Task » Leaving the pictures aside, transcribe every line below exactly.

Available data »
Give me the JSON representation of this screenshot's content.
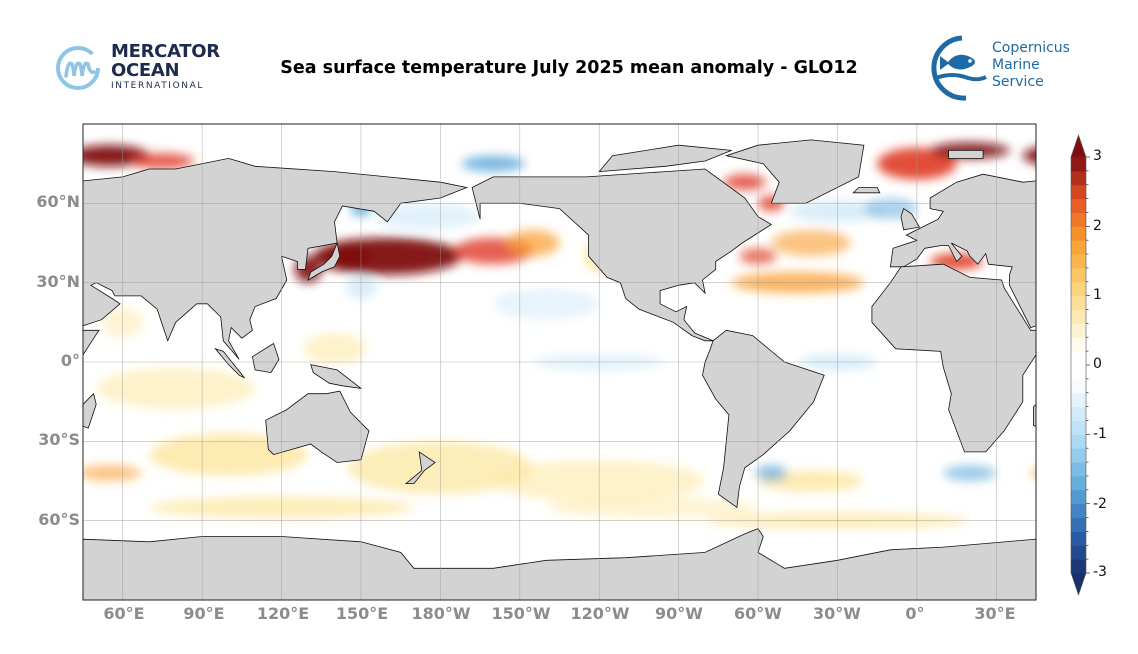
{
  "header": {
    "title": "Sea surface temperature July 2025 mean anomaly - GLO12",
    "left_logo": {
      "line1": "MERCATOR",
      "line2": "OCEAN",
      "line3": "INTERNATIONAL",
      "icon": "mercator-m-icon",
      "color": "#1e2b4f",
      "accent": "#8ec5e6"
    },
    "right_logo": {
      "line1": "Copernicus",
      "line2": "Marine Service",
      "icon": "fish-wave-icon",
      "color": "#1f6aa5"
    }
  },
  "map": {
    "projection": "plate-carree",
    "land_color": "#d3d3d3",
    "lat_labels": [
      "60°N",
      "30°N",
      "0°",
      "30°S",
      "60°S"
    ],
    "lon_labels": [
      "60°E",
      "90°E",
      "120°E",
      "150°E",
      "180°W",
      "150°W",
      "120°W",
      "90°W",
      "60°W",
      "30°W",
      "0°",
      "30°E"
    ],
    "gridlines": true
  },
  "colorbar": {
    "ticks": [
      "3",
      "2",
      "1",
      "0",
      "-1",
      "-2",
      "-3"
    ],
    "range": [
      -3,
      3
    ],
    "extend": "both",
    "colormap": "RdYlBu_r",
    "colors": {
      "max": "#7f0d12",
      "high": "#e03a25",
      "mid_high": "#f99d2c",
      "low_warm": "#fde9a8",
      "zero": "#ffffff",
      "low_cool": "#cfe9f7",
      "mid_low": "#5aa6d8",
      "min": "#1a2f6b"
    }
  }
}
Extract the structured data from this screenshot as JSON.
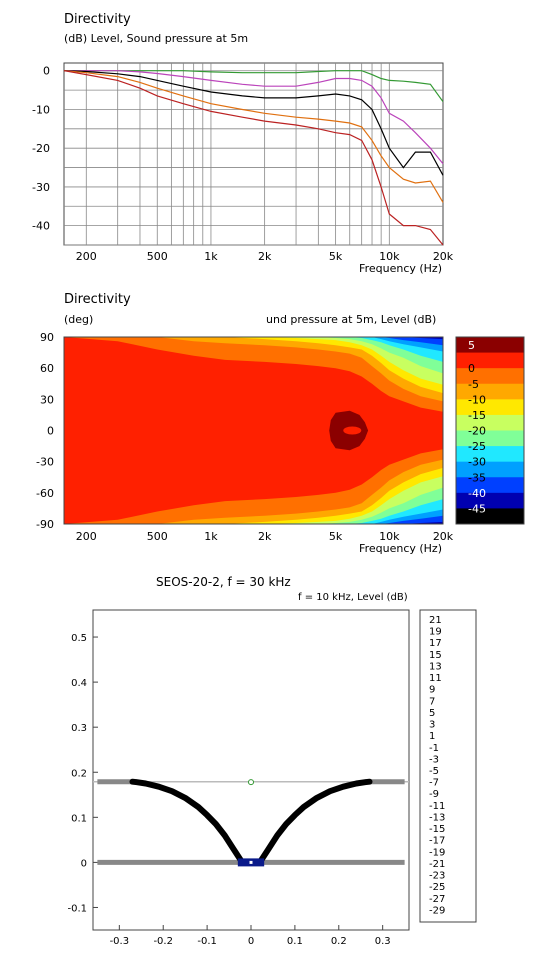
{
  "chart_data": [
    {
      "type": "line",
      "title": "Directivity",
      "subtitle": "(dB)  Level, Sound pressure at 5m",
      "xlabel": "Frequency  (Hz)",
      "xscale": "log",
      "xlim": [
        150,
        20000
      ],
      "ylim": [
        -45,
        2
      ],
      "x_tick_labels": [
        "200",
        "500",
        "1k",
        "2k",
        "5k",
        "10k",
        "20k"
      ],
      "x_tick_values": [
        200,
        500,
        1000,
        2000,
        5000,
        10000,
        20000
      ],
      "y_tick_labels": [
        "0",
        "-10",
        "-20",
        "-30",
        "-40"
      ],
      "y_tick_values": [
        0,
        -10,
        -20,
        -30,
        -40
      ],
      "grid": true,
      "x": [
        150,
        200,
        300,
        400,
        500,
        700,
        1000,
        1500,
        2000,
        3000,
        4000,
        5000,
        6000,
        7000,
        8000,
        9000,
        10000,
        12000,
        14000,
        17000,
        20000
      ],
      "series": [
        {
          "color": "#339933",
          "values": [
            0,
            0,
            0,
            0,
            0,
            0,
            -0.3,
            -0.5,
            -0.5,
            -0.5,
            -0.2,
            0,
            0,
            0,
            -1,
            -2,
            -2.5,
            -2.7,
            -3,
            -3.5,
            -8
          ]
        },
        {
          "color": "#bb44bb",
          "values": [
            0,
            0,
            0,
            -0.3,
            -0.7,
            -1.5,
            -2.5,
            -3.5,
            -4,
            -4,
            -3,
            -2,
            -2,
            -2.5,
            -4,
            -7,
            -11,
            -13,
            -16,
            -20,
            -24
          ]
        },
        {
          "color": "#000000",
          "values": [
            0,
            -0.2,
            -0.8,
            -1.5,
            -2.5,
            -4,
            -5.5,
            -6.5,
            -7,
            -7,
            -6.5,
            -6,
            -6.5,
            -7.5,
            -10,
            -15,
            -20,
            -25,
            -21,
            -21,
            -27
          ]
        },
        {
          "color": "#e07010",
          "values": [
            0,
            -0.5,
            -1.5,
            -3,
            -4.5,
            -6.5,
            -8.5,
            -10,
            -11,
            -12,
            -12.5,
            -13,
            -13.5,
            -14.5,
            -18,
            -22,
            -25,
            -28,
            -29,
            -28.5,
            -34
          ]
        },
        {
          "color": "#bb2222",
          "values": [
            0,
            -1,
            -2.5,
            -4.5,
            -6.5,
            -8.5,
            -10.5,
            -12,
            -13,
            -14,
            -15,
            -16,
            -16.5,
            -18,
            -23,
            -30,
            -37,
            -40,
            -40,
            -41,
            -45
          ]
        }
      ]
    },
    {
      "type": "heatmap",
      "title": "Directivity",
      "ylabel": "(deg)",
      "subtitle": "und pressure at 5m, Level  (dB)",
      "xlabel": "Frequency  (Hz)",
      "xscale": "log",
      "xlim": [
        150,
        20000
      ],
      "ylim": [
        -90,
        90
      ],
      "x_tick_labels": [
        "200",
        "500",
        "1k",
        "2k",
        "5k",
        "10k",
        "20k"
      ],
      "x_tick_values": [
        200,
        500,
        1000,
        2000,
        5000,
        10000,
        20000
      ],
      "y_tick_labels": [
        "90",
        "60",
        "30",
        "0",
        "-30",
        "-60",
        "-90"
      ],
      "y_tick_values": [
        90,
        60,
        30,
        0,
        -30,
        -60,
        -90
      ],
      "colorbar_labels": [
        "5",
        "0",
        "-5",
        "-10",
        "-15",
        "-20",
        "-25",
        "-30",
        "-35",
        "-40",
        "-45"
      ],
      "colorbar_colors": [
        "#8b0000",
        "#ff2000",
        "#ff7000",
        "#ffa800",
        "#ffe800",
        "#c8ff60",
        "#80ff98",
        "#20e8ff",
        "#00a0ff",
        "#0040ff",
        "#0000b0",
        "#000000"
      ]
    },
    {
      "type": "scatter",
      "title": "SEOS-20-2,   f = 30 kHz",
      "subtitle": "f = 10 kHz, Level  (dB)",
      "xlim": [
        -0.36,
        0.36
      ],
      "ylim": [
        -0.15,
        0.56
      ],
      "x_tick_labels": [
        "-0.3",
        "-0.2",
        "-0.1",
        "0",
        "0.1",
        "0.2",
        "0.3"
      ],
      "x_tick_values": [
        -0.3,
        -0.2,
        -0.1,
        0,
        0.1,
        0.2,
        0.3
      ],
      "y_tick_labels": [
        "0.5",
        "0.4",
        "0.3",
        "0.2",
        "0.1",
        "0",
        "-0.1"
      ],
      "y_tick_values": [
        0.5,
        0.4,
        0.3,
        0.2,
        0.1,
        0,
        -0.1
      ],
      "legend_values": [
        "21",
        "19",
        "17",
        "15",
        "13",
        "11",
        "9",
        "7",
        "5",
        "3",
        "1",
        "-1",
        "-3",
        "-5",
        "-7",
        "-9",
        "-11",
        "-13",
        "-15",
        "-17",
        "-19",
        "-21",
        "-23",
        "-25",
        "-27",
        "-29"
      ],
      "profile_x": [
        0.02,
        0.04,
        0.06,
        0.08,
        0.1,
        0.12,
        0.15,
        0.18,
        0.21,
        0.24,
        0.26,
        0.27
      ],
      "profile_y": [
        0.0,
        0.03,
        0.06,
        0.085,
        0.105,
        0.123,
        0.143,
        0.158,
        0.168,
        0.175,
        0.178,
        0.179
      ],
      "baseline_y": 0,
      "mouth_y": 0.179,
      "marker": {
        "x": 0,
        "y": 0.178
      }
    }
  ]
}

Result for this exercise »
Give me the JSON representation of this screenshot's content.
{
  "header": {
    "title": "Sea surface temperature July 2025 mean anomaly - GLO12",
    "left_logo": {
      "line1": "MERCATOR",
      "line2": "OCEAN",
      "line3": "INTERNATIONAL",
      "icon": "mercator-m-icon",
      "color": "#1e2b4f",
      "accent": "#8ec5e6"
    },
    "right_logo": {
      "line1": "Copernicus",
      "line2": "Marine Service",
      "icon": "fish-wave-icon",
      "color": "#1f6aa5"
    }
  },
  "map": {
    "projection": "plate-carree",
    "land_color": "#d3d3d3",
    "lat_labels": [
      "60°N",
      "30°N",
      "0°",
      "30°S",
      "60°S"
    ],
    "lon_labels": [
      "60°E",
      "90°E",
      "120°E",
      "150°E",
      "180°W",
      "150°W",
      "120°W",
      "90°W",
      "60°W",
      "30°W",
      "0°",
      "30°E"
    ],
    "gridlines": true
  },
  "colorbar": {
    "ticks": [
      "3",
      "2",
      "1",
      "0",
      "-1",
      "-2",
      "-3"
    ],
    "range": [
      -3,
      3
    ],
    "extend": "both",
    "colormap": "RdYlBu_r",
    "colors": {
      "max": "#7f0d12",
      "high": "#e03a25",
      "mid_high": "#f99d2c",
      "low_warm": "#fde9a8",
      "zero": "#ffffff",
      "low_cool": "#cfe9f7",
      "mid_low": "#5aa6d8",
      "min": "#1a2f6b"
    }
  }
}
Extract the structured data from this screenshot as JSON.
{
  "chart_data": [
    {
      "type": "line",
      "title": "Directivity",
      "subtitle": "(dB)  Level, Sound pressure at 5m",
      "xlabel": "Frequency  (Hz)",
      "xscale": "log",
      "xlim": [
        150,
        20000
      ],
      "ylim": [
        -45,
        2
      ],
      "x_tick_labels": [
        "200",
        "500",
        "1k",
        "2k",
        "5k",
        "10k",
        "20k"
      ],
      "x_tick_values": [
        200,
        500,
        1000,
        2000,
        5000,
        10000,
        20000
      ],
      "y_tick_labels": [
        "0",
        "-10",
        "-20",
        "-30",
        "-40"
      ],
      "y_tick_values": [
        0,
        -10,
        -20,
        -30,
        -40
      ],
      "grid": true,
      "x": [
        150,
        200,
        300,
        400,
        500,
        700,
        1000,
        1500,
        2000,
        3000,
        4000,
        5000,
        6000,
        7000,
        8000,
        9000,
        10000,
        12000,
        14000,
        17000,
        20000
      ],
      "series": [
        {
          "color": "#339933",
          "values": [
            0,
            0,
            0,
            0,
            0,
            0,
            -0.3,
            -0.5,
            -0.5,
            -0.5,
            -0.2,
            0,
            0,
            0,
            -1,
            -2,
            -2.5,
            -2.7,
            -3,
            -3.5,
            -8
          ]
        },
        {
          "color": "#bb44bb",
          "values": [
            0,
            0,
            0,
            -0.3,
            -0.7,
            -1.5,
            -2.5,
            -3.5,
            -4,
            -4,
            -3,
            -2,
            -2,
            -2.5,
            -4,
            -7,
            -11,
            -13,
            -16,
            -20,
            -24
          ]
        },
        {
          "color": "#000000",
          "values": [
            0,
            -0.2,
            -0.8,
            -1.5,
            -2.5,
            -4,
            -5.5,
            -6.5,
            -7,
            -7,
            -6.5,
            -6,
            -6.5,
            -7.5,
            -10,
            -15,
            -20,
            -25,
            -21,
            -21,
            -27
          ]
        },
        {
          "color": "#e07010",
          "values": [
            0,
            -0.5,
            -1.5,
            -3,
            -4.5,
            -6.5,
            -8.5,
            -10,
            -11,
            -12,
            -12.5,
            -13,
            -13.5,
            -14.5,
            -18,
            -22,
            -25,
            -28,
            -29,
            -28.5,
            -34
          ]
        },
        {
          "color": "#bb2222",
          "values": [
            0,
            -1,
            -2.5,
            -4.5,
            -6.5,
            -8.5,
            -10.5,
            -12,
            -13,
            -14,
            -15,
            -16,
            -16.5,
            -18,
            -23,
            -30,
            -37,
            -40,
            -40,
            -41,
            -45
          ]
        }
      ]
    },
    {
      "type": "heatmap",
      "title": "Directivity",
      "ylabel": "(deg)",
      "subtitle": "und pressure at 5m, Level  (dB)",
      "xlabel": "Frequency  (Hz)",
      "xscale": "log",
      "xlim": [
        150,
        20000
      ],
      "ylim": [
        -90,
        90
      ],
      "x_tick_labels": [
        "200",
        "500",
        "1k",
        "2k",
        "5k",
        "10k",
        "20k"
      ],
      "x_tick_values": [
        200,
        500,
        1000,
        2000,
        5000,
        10000,
        20000
      ],
      "y_tick_labels": [
        "90",
        "60",
        "30",
        "0",
        "-30",
        "-60",
        "-90"
      ],
      "y_tick_values": [
        90,
        60,
        30,
        0,
        -30,
        -60,
        -90
      ],
      "colorbar_labels": [
        "5",
        "0",
        "-5",
        "-10",
        "-15",
        "-20",
        "-25",
        "-30",
        "-35",
        "-40",
        "-45"
      ],
      "colorbar_colors": [
        "#8b0000",
        "#ff2000",
        "#ff7000",
        "#ffa800",
        "#ffe800",
        "#c8ff60",
        "#80ff98",
        "#20e8ff",
        "#00a0ff",
        "#0040ff",
        "#0000b0",
        "#000000"
      ]
    },
    {
      "type": "scatter",
      "title": "SEOS-20-2,   f = 30 kHz",
      "subtitle": "f = 10 kHz, Level  (dB)",
      "xlim": [
        -0.36,
        0.36
      ],
      "ylim": [
        -0.15,
        0.56
      ],
      "x_tick_labels": [
        "-0.3",
        "-0.2",
        "-0.1",
        "0",
        "0.1",
        "0.2",
        "0.3"
      ],
      "x_tick_values": [
        -0.3,
        -0.2,
        -0.1,
        0,
        0.1,
        0.2,
        0.3
      ],
      "y_tick_labels": [
        "0.5",
        "0.4",
        "0.3",
        "0.2",
        "0.1",
        "0",
        "-0.1"
      ],
      "y_tick_values": [
        0.5,
        0.4,
        0.3,
        0.2,
        0.1,
        0,
        -0.1
      ],
      "legend_values": [
        "21",
        "19",
        "17",
        "15",
        "13",
        "11",
        "9",
        "7",
        "5",
        "3",
        "1",
        "-1",
        "-3",
        "-5",
        "-7",
        "-9",
        "-11",
        "-13",
        "-15",
        "-17",
        "-19",
        "-21",
        "-23",
        "-25",
        "-27",
        "-29"
      ],
      "profile_x": [
        0.02,
        0.04,
        0.06,
        0.08,
        0.1,
        0.12,
        0.15,
        0.18,
        0.21,
        0.24,
        0.26,
        0.27
      ],
      "profile_y": [
        0.0,
        0.03,
        0.06,
        0.085,
        0.105,
        0.123,
        0.143,
        0.158,
        0.168,
        0.175,
        0.178,
        0.179
      ],
      "baseline_y": 0,
      "mouth_y": 0.179,
      "marker": {
        "x": 0,
        "y": 0.178
      }
    }
  ]
}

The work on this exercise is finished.